* _WORK REQUIRED_
Please state how many lines in the material below contain the string "created". Give only the number.

* _DATA LISTING_

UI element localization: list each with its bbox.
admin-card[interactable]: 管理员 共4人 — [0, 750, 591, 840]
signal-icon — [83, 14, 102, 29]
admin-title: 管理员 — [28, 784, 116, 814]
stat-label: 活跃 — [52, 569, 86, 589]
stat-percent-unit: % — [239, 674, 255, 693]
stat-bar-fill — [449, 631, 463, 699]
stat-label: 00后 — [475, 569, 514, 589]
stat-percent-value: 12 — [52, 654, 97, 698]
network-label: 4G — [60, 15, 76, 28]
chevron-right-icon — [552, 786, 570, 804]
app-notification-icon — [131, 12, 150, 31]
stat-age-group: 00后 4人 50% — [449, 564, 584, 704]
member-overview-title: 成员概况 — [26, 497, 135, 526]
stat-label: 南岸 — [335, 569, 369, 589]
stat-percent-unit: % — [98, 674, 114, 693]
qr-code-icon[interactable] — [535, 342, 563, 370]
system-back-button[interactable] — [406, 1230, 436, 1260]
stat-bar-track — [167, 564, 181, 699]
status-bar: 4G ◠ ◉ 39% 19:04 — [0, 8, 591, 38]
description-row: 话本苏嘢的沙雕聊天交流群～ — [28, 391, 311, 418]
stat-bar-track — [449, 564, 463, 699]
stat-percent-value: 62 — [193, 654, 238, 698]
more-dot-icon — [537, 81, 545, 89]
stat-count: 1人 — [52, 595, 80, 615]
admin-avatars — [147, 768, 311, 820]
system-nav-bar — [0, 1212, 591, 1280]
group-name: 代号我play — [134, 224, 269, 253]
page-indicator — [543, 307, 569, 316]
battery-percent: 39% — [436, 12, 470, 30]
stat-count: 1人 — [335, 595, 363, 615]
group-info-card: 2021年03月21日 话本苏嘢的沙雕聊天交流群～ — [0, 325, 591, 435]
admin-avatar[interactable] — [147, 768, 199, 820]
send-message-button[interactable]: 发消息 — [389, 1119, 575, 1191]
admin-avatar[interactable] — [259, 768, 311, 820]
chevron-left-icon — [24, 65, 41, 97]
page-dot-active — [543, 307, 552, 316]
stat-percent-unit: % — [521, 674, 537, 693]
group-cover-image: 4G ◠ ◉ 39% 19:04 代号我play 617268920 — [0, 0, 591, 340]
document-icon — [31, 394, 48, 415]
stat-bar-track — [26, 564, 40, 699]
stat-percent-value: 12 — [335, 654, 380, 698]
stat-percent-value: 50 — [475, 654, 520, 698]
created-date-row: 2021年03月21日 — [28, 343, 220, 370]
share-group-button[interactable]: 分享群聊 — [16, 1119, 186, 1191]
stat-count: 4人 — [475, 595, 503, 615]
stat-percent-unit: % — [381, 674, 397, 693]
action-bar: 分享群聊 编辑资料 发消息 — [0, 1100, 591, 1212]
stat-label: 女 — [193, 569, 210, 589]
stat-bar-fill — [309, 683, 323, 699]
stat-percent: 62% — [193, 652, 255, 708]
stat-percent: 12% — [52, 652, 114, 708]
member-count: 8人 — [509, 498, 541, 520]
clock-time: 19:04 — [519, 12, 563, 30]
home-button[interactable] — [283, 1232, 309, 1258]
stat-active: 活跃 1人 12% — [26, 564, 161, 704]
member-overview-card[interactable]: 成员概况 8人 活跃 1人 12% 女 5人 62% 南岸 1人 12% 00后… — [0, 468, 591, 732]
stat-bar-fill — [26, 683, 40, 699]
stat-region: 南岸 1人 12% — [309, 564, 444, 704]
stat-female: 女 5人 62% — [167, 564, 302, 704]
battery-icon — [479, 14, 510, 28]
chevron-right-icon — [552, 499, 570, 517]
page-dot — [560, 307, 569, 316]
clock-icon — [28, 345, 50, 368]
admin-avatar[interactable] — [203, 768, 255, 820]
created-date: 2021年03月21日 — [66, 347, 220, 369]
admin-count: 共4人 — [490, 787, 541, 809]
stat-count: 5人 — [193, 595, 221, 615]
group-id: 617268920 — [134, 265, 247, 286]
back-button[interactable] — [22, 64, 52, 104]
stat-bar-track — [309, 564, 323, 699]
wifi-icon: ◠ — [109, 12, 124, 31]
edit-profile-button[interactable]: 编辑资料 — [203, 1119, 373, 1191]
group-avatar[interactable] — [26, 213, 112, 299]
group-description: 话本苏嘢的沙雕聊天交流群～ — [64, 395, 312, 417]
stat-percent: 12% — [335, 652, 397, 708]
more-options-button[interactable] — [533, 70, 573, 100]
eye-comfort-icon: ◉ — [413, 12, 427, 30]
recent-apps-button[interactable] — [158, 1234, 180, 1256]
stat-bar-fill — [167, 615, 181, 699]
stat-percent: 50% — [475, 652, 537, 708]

* _RESULT BELOW_
2